▶ TEXT TO READ:
And then the final point I want to make here is when it comes, we also enable end-to-end TLS connectivity through PFS. So if you want to have end-to-end connectivity, you could configure TLS to the target and we'll use the AWS LC module to establish the connection between the load balancer and your targets.

Moving on to the next topic, reliable authentication. So you guys, you all saw this diagram earlier where I talked about how we implement security groups in our architecture. But within our control plane and data plane, there are several agents that share a particular node and in the spirit of giving access to only things that need it.

There are places in our architecture where we establish mutual TLS between agents. We use mutual TLS to encrypt and authenticate traffic between two agents. And it's been extremely useful for us.

We've also heard that mutual TLS on ALB is a top customer ask. And I'm thrilled to say that we launched it earlier this week in Dave Brown's innovation session.

You can now safely offload authentication of x509 certificate based identities onto the load balancer with our mutual TLS support. We support both third party CAs as well as AWS Private CAs.

▶ EXTRACTED INFORMATION:
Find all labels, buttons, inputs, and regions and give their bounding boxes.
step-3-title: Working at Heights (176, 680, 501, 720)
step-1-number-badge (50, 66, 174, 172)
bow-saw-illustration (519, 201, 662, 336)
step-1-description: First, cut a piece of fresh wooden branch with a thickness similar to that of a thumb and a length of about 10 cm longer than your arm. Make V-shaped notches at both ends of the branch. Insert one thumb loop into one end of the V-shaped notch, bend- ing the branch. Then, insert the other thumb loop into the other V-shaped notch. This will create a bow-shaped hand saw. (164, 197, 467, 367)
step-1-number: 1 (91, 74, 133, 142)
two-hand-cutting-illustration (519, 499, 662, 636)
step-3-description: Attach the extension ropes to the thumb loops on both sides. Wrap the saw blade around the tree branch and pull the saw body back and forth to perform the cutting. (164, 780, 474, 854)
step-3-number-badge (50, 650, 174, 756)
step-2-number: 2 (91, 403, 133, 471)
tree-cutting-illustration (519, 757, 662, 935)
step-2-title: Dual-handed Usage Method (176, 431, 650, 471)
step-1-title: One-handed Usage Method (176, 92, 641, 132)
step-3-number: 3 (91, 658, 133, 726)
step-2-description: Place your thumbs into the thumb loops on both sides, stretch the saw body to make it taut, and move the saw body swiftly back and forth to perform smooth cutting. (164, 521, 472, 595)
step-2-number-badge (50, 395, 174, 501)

▶ PROBLEM REQUIREMENTS:
Answer these questions from the load balancer talk:
1. Which module is used to set up the TLS connection between the load balancer and the targets?
2. What do the agents use mutual TLS for?
3. Which kinds of certificate authorities does the new mutual TLS support accept?

▶ TASK RESPONSE:
1. The AWS LC module.
2. To encrypt and authenticate traffic between two agents.
3. Both third party CAs and AWS Private CAs.